Supplied information →
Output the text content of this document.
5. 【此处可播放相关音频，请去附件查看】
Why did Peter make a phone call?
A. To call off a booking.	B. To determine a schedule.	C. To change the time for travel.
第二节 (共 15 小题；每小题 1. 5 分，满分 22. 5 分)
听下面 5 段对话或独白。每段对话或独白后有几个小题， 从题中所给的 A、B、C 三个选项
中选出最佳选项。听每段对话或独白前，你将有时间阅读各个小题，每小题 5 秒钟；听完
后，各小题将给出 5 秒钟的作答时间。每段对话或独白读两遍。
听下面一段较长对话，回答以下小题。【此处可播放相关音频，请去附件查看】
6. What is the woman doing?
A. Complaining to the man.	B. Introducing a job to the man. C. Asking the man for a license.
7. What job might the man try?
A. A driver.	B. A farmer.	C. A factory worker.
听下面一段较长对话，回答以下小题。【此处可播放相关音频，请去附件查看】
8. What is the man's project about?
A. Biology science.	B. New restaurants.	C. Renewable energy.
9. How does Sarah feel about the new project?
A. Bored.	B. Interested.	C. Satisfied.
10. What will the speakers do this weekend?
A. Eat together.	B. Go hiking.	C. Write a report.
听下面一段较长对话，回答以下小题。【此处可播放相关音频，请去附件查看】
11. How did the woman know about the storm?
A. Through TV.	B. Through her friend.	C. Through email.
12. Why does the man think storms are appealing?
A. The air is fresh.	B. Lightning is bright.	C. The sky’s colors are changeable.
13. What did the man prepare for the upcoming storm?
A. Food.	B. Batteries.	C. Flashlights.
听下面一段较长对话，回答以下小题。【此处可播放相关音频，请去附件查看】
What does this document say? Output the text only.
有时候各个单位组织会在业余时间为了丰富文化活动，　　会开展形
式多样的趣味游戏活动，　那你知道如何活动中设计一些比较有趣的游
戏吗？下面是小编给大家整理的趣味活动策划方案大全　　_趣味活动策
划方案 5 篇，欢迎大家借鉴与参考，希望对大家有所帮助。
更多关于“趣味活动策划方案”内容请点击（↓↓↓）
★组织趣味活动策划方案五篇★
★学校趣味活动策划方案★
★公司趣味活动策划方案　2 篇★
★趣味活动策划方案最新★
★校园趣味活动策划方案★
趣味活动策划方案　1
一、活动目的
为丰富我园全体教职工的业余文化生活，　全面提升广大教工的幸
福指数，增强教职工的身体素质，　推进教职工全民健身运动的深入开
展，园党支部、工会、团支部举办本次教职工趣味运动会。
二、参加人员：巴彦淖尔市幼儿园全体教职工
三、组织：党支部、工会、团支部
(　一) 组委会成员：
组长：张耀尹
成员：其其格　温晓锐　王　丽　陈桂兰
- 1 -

Written request → Select all lines with the word "this" from the entries above.

Task solution →
Output the text content of this document.
10. What will the speakers do this weekend?
What does this document say? Output the text only.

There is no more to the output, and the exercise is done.